* **Stated goal**:
Read through the records below and copy each line that uses the word "setMovieTitle".

* **Source material**:

<<<<

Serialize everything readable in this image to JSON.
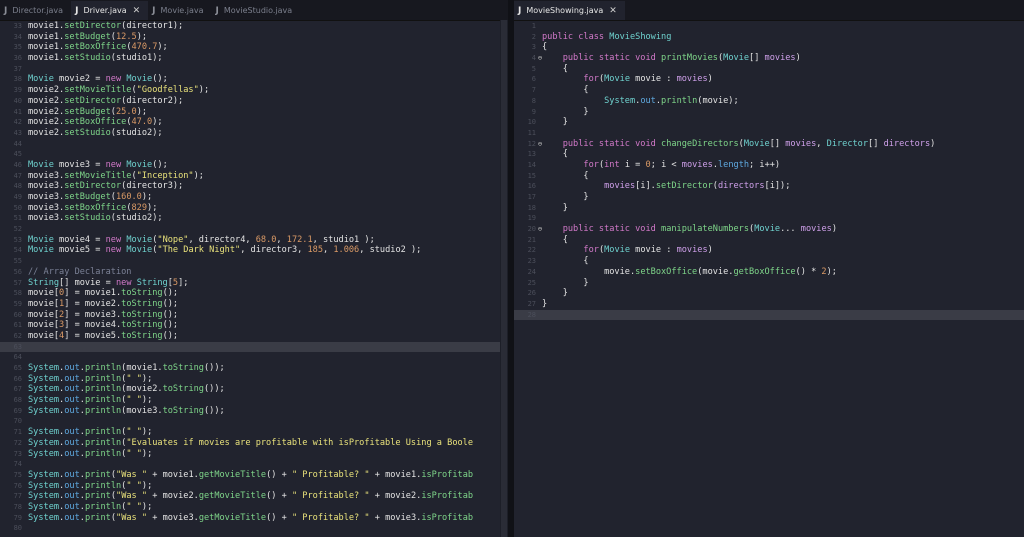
{
  "left_tabs": [
    {
      "label": "Director.java",
      "active": false,
      "close": false
    },
    {
      "label": "Driver.java",
      "active": true,
      "close": true
    },
    {
      "label": "Movie.java",
      "active": false,
      "close": false
    },
    {
      "label": "MovieStudio.java",
      "active": false,
      "close": false
    }
  ],
  "right_tabs": [
    {
      "label": "MovieShowing.java",
      "active": true,
      "close": true
    }
  ],
  "left_code": [
    {
      "n": "33",
      "h": "movie1.<span class=\"f\">setDirector</span>(director1);"
    },
    {
      "n": "34",
      "h": "movie1.<span class=\"f\">setBudget</span>(<span class=\"n\">12.5</span>);"
    },
    {
      "n": "35",
      "h": "movie1.<span class=\"f\">setBoxOffice</span>(<span class=\"n\">470.7</span>);"
    },
    {
      "n": "36",
      "h": "movie1.<span class=\"f\">setStudio</span>(studio1);"
    },
    {
      "n": "37",
      "h": ""
    },
    {
      "n": "38",
      "h": "<span class=\"t\">Movie</span> movie2 = <span class=\"k\">new</span> <span class=\"t\">Movie</span>();"
    },
    {
      "n": "39",
      "h": "movie2.<span class=\"f\">setMovieTitle</span>(<span class=\"s\">\"Goodfellas\"</span>);"
    },
    {
      "n": "40",
      "h": "movie2.<span class=\"f\">setDirector</span>(director2);"
    },
    {
      "n": "41",
      "h": "movie2.<span class=\"f\">setBudget</span>(<span class=\"n\">25.0</span>);"
    },
    {
      "n": "42",
      "h": "movie2.<span class=\"f\">setBoxOffice</span>(<span class=\"n\">47.0</span>);"
    },
    {
      "n": "43",
      "h": "movie2.<span class=\"f\">setStudio</span>(studio2);"
    },
    {
      "n": "44",
      "h": ""
    },
    {
      "n": "45",
      "h": ""
    },
    {
      "n": "46",
      "h": "<span class=\"t\">Movie</span> movie3 = <span class=\"k\">new</span> <span class=\"t\">Movie</span>();"
    },
    {
      "n": "47",
      "h": "movie3.<span class=\"f\">setMovieTitle</span>(<span class=\"s\">\"Inception\"</span>);"
    },
    {
      "n": "48",
      "h": "movie3.<span class=\"f\">setDirector</span>(director3);"
    },
    {
      "n": "49",
      "h": "movie3.<span class=\"f\">setBudget</span>(<span class=\"n\">160.0</span>);"
    },
    {
      "n": "50",
      "h": "movie3.<span class=\"f\">setBoxOffice</span>(<span class=\"n\">829</span>);"
    },
    {
      "n": "51",
      "h": "movie3.<span class=\"f\">setStudio</span>(studio2);"
    },
    {
      "n": "52",
      "h": ""
    },
    {
      "n": "53",
      "h": "<span class=\"t\">Movie</span> movie4 = <span class=\"k\">new</span> <span class=\"t\">Movie</span>(<span class=\"s\">\"Nope\"</span>, director4, <span class=\"n\">68.0</span>, <span class=\"n\">172.1</span>, studio1 );"
    },
    {
      "n": "54",
      "h": "<span class=\"t\">Movie</span> movie5 = <span class=\"k\">new</span> <span class=\"t\">Movie</span>(<span class=\"s\">\"The Dark Night\"</span>, director3, <span class=\"n\">185</span>, <span class=\"n\">1.006</span>, studio2 );"
    },
    {
      "n": "55",
      "h": ""
    },
    {
      "n": "56",
      "h": "<span class=\"c\">// Array Declaration</span>"
    },
    {
      "n": "57",
      "h": "<span class=\"t\">String</span>[] movie = <span class=\"k\">new</span> <span class=\"t\">String</span>[<span class=\"n\">5</span>];"
    },
    {
      "n": "58",
      "h": "movie[<span class=\"n\">0</span>] = movie1.<span class=\"f\">toString</span>();"
    },
    {
      "n": "59",
      "h": "movie[<span class=\"n\">1</span>] = movie2.<span class=\"f\">toString</span>();"
    },
    {
      "n": "60",
      "h": "movie[<span class=\"n\">2</span>] = movie3.<span class=\"f\">toString</span>();"
    },
    {
      "n": "61",
      "h": "movie[<span class=\"n\">3</span>] = movie4.<span class=\"f\">toString</span>();"
    },
    {
      "n": "62",
      "h": "movie[<span class=\"n\">4</span>] = movie5.<span class=\"f\">toString</span>();"
    },
    {
      "n": "63",
      "h": "",
      "hl": true
    },
    {
      "n": "64",
      "h": ""
    },
    {
      "n": "65",
      "h": "<span class=\"t\">System</span>.<span class=\"fld\">out</span>.<span class=\"f\">println</span>(movie1.<span class=\"f\">toString</span>());"
    },
    {
      "n": "66",
      "h": "<span class=\"t\">System</span>.<span class=\"fld\">out</span>.<span class=\"f\">println</span>(<span class=\"s\">\" \"</span>);"
    },
    {
      "n": "67",
      "h": "<span class=\"t\">System</span>.<span class=\"fld\">out</span>.<span class=\"f\">println</span>(movie2.<span class=\"f\">toString</span>());"
    },
    {
      "n": "68",
      "h": "<span class=\"t\">System</span>.<span class=\"fld\">out</span>.<span class=\"f\">println</span>(<span class=\"s\">\" \"</span>);"
    },
    {
      "n": "69",
      "h": "<span class=\"t\">System</span>.<span class=\"fld\">out</span>.<span class=\"f\">println</span>(movie3.<span class=\"f\">toString</span>());"
    },
    {
      "n": "70",
      "h": ""
    },
    {
      "n": "71",
      "h": "<span class=\"t\">System</span>.<span class=\"fld\">out</span>.<span class=\"f\">println</span>(<span class=\"s\">\" \"</span>);"
    },
    {
      "n": "72",
      "h": "<span class=\"t\">System</span>.<span class=\"fld\">out</span>.<span class=\"f\">println</span>(<span class=\"s\">\"Evaluates if movies are profitable with isProfitable Using a Boole</span>"
    },
    {
      "n": "73",
      "h": "<span class=\"t\">System</span>.<span class=\"fld\">out</span>.<span class=\"f\">println</span>(<span class=\"s\">\" \"</span>);"
    },
    {
      "n": "74",
      "h": ""
    },
    {
      "n": "75",
      "h": "<span class=\"t\">System</span>.<span class=\"fld\">out</span>.<span class=\"f\">print</span>(<span class=\"s\">\"Was \"</span> + movie1.<span class=\"f\">getMovieTitle</span>() + <span class=\"s\">\" Profitable? \"</span> + movie1.<span class=\"f\">isProfitab</span>"
    },
    {
      "n": "76",
      "h": "<span class=\"t\">System</span>.<span class=\"fld\">out</span>.<span class=\"f\">println</span>(<span class=\"s\">\" \"</span>);"
    },
    {
      "n": "77",
      "h": "<span class=\"t\">System</span>.<span class=\"fld\">out</span>.<span class=\"f\">print</span>(<span class=\"s\">\"Was \"</span> + movie2.<span class=\"f\">getMovieTitle</span>() + <span class=\"s\">\" Profitable? \"</span> + movie2.<span class=\"f\">isProfitab</span>"
    },
    {
      "n": "78",
      "h": "<span class=\"t\">System</span>.<span class=\"fld\">out</span>.<span class=\"f\">println</span>(<span class=\"s\">\" \"</span>);"
    },
    {
      "n": "79",
      "h": "<span class=\"t\">System</span>.<span class=\"fld\">out</span>.<span class=\"f\">print</span>(<span class=\"s\">\"Was \"</span> + movie3.<span class=\"f\">getMovieTitle</span>() + <span class=\"s\">\" Profitable? \"</span> + movie3.<span class=\"f\">isProfitab</span>"
    },
    {
      "n": "80",
      "h": ""
    }
  ],
  "right_code": [
    {
      "n": "1",
      "h": ""
    },
    {
      "n": "2",
      "h": "<span class=\"k\">public class</span> <span class=\"t\">MovieShowing</span>"
    },
    {
      "n": "3",
      "h": "{"
    },
    {
      "n": "4",
      "h": "    <span class=\"k\">public static void</span> <span class=\"f\">printMovies</span>(<span class=\"t\">Movie</span>[] <span class=\"p\">movies</span>)",
      "fold": true
    },
    {
      "n": "5",
      "h": "    {"
    },
    {
      "n": "6",
      "h": "        <span class=\"k\">for</span>(<span class=\"t\">Movie</span> movie : <span class=\"p\">movies</span>)"
    },
    {
      "n": "7",
      "h": "        {"
    },
    {
      "n": "8",
      "h": "            <span class=\"t\">System</span>.<span class=\"fld\">out</span>.<span class=\"f\">println</span>(movie);"
    },
    {
      "n": "9",
      "h": "        }"
    },
    {
      "n": "10",
      "h": "    }"
    },
    {
      "n": "11",
      "h": ""
    },
    {
      "n": "12",
      "h": "    <span class=\"k\">public static void</span> <span class=\"f\">changeDirectors</span>(<span class=\"t\">Movie</span>[] <span class=\"p\">movies</span>, <span class=\"t\">Director</span>[] <span class=\"p\">directors</span>)",
      "fold": true
    },
    {
      "n": "13",
      "h": "    {"
    },
    {
      "n": "14",
      "h": "        <span class=\"k\">for</span>(<span class=\"k\">int</span> i = <span class=\"n\">0</span>; i &lt; <span class=\"p\">movies</span>.<span class=\"fld\">length</span>; i++)"
    },
    {
      "n": "15",
      "h": "        {"
    },
    {
      "n": "16",
      "h": "            <span class=\"p\">movies</span>[i].<span class=\"f\">setDirector</span>(<span class=\"p\">directors</span>[i]);"
    },
    {
      "n": "17",
      "h": "        }"
    },
    {
      "n": "18",
      "h": "    }"
    },
    {
      "n": "19",
      "h": ""
    },
    {
      "n": "20",
      "h": "    <span class=\"k\">public static void</span> <span class=\"f\">manipulateNumbers</span>(<span class=\"t\">Movie</span>... <span class=\"p\">movies</span>)",
      "fold": true
    },
    {
      "n": "21",
      "h": "    {"
    },
    {
      "n": "22",
      "h": "        <span class=\"k\">for</span>(<span class=\"t\">Movie</span> movie : <span class=\"p\">movies</span>)"
    },
    {
      "n": "23",
      "h": "        {"
    },
    {
      "n": "24",
      "h": "            movie.<span class=\"f\">setBoxOffice</span>(movie.<span class=\"f\">getBoxOffice</span>() * <span class=\"n\">2</span>);"
    },
    {
      "n": "25",
      "h": "        }"
    },
    {
      "n": "26",
      "h": "    }"
    },
    {
      "n": "27",
      "h": "}"
    },
    {
      "n": "28",
      "h": "",
      "hl": true
    }
  ]
}
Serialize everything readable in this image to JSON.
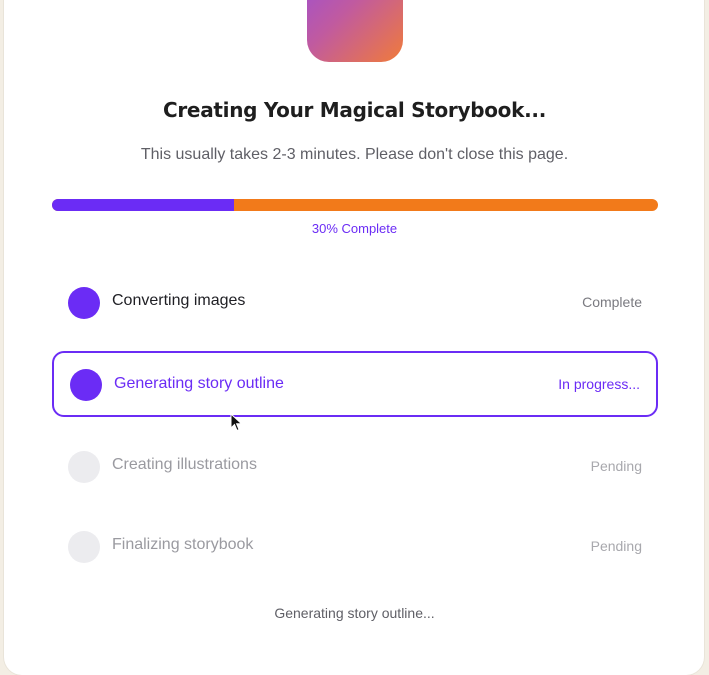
{
  "header": {
    "title": "Creating Your Magical Storybook...",
    "subtitle": "This usually takes 2-3 minutes. Please don't close this page."
  },
  "progress": {
    "percent": 30,
    "label": "30% Complete",
    "fill_color": "#6b2cf5",
    "track_color": "#f27a1a"
  },
  "steps": [
    {
      "label": "Converting images",
      "status": "Complete",
      "state": "done"
    },
    {
      "label": "Generating story outline",
      "status": "In progress...",
      "state": "active"
    },
    {
      "label": "Creating illustrations",
      "status": "Pending",
      "state": "pending"
    },
    {
      "label": "Finalizing storybook",
      "status": "Pending",
      "state": "pending"
    }
  ],
  "footer": {
    "current_status": "Generating story outline..."
  },
  "colors": {
    "accent": "#6b2cf5",
    "secondary": "#f27a1a"
  },
  "icons": {
    "logo": "app-logo-gradient",
    "cursor": "mouse-pointer-icon"
  }
}
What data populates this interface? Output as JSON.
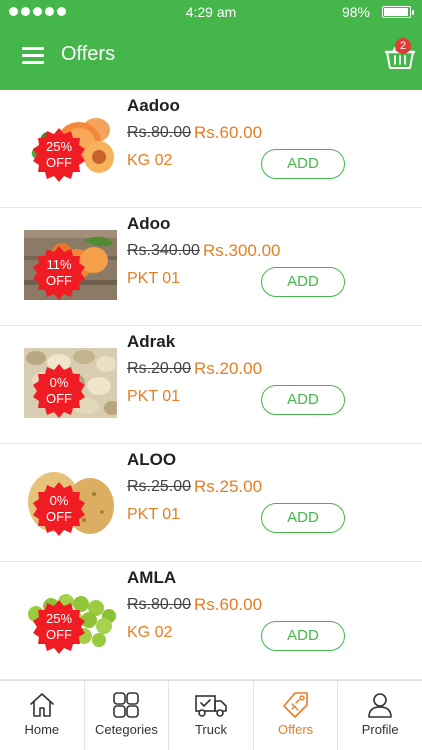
{
  "status_bar": {
    "time": "4:29 am",
    "battery": "98%"
  },
  "header": {
    "title": "Offers",
    "cart_count": "2"
  },
  "colors": {
    "primary": "#45b649",
    "accent": "#e67e22",
    "badge": "#e53935"
  },
  "products": [
    {
      "name": "Aadoo",
      "old_price": "Rs.80.00",
      "new_price": "Rs.60.00",
      "unit": "KG 02",
      "discount": "25%",
      "discount_label": "OFF",
      "add_label": "ADD",
      "image": "peach-icon"
    },
    {
      "name": "Adoo",
      "old_price": "Rs.340.00",
      "new_price": "Rs.300.00",
      "unit": "PKT 01",
      "discount": "11%",
      "discount_label": "OFF",
      "add_label": "ADD",
      "image": "peach-photo"
    },
    {
      "name": "Adrak",
      "old_price": "Rs.20.00",
      "new_price": "Rs.20.00",
      "unit": "PKT 01",
      "discount": "0%",
      "discount_label": "OFF",
      "add_label": "ADD",
      "image": "ginger-photo"
    },
    {
      "name": "ALOO",
      "old_price": "Rs.25.00",
      "new_price": "Rs.25.00",
      "unit": "PKT 01",
      "discount": "0%",
      "discount_label": "OFF",
      "add_label": "ADD",
      "image": "potato-icon"
    },
    {
      "name": "AMLA",
      "old_price": "Rs.80.00",
      "new_price": "Rs.60.00",
      "unit": "KG 02",
      "discount": "25%",
      "discount_label": "OFF",
      "add_label": "ADD",
      "image": "amla-icon"
    }
  ],
  "bottom_nav": [
    {
      "label": "Home",
      "icon": "home-icon"
    },
    {
      "label": "Cetegories",
      "icon": "grid-icon"
    },
    {
      "label": "Truck",
      "icon": "truck-icon"
    },
    {
      "label": "Offers",
      "icon": "offers-tag-icon",
      "active": true
    },
    {
      "label": "Profile",
      "icon": "profile-icon"
    }
  ]
}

>>>>

* **Task output**:
      "h": "movie2.<span class=\"f\">setMovieTitle</span>(<span class=\"s\">\"Goodfellas\"</span>);"
      "h": "movie3.<span class=\"f\">setMovieTitle</span>(<span class=\"s\">\"Inception\"</span>);"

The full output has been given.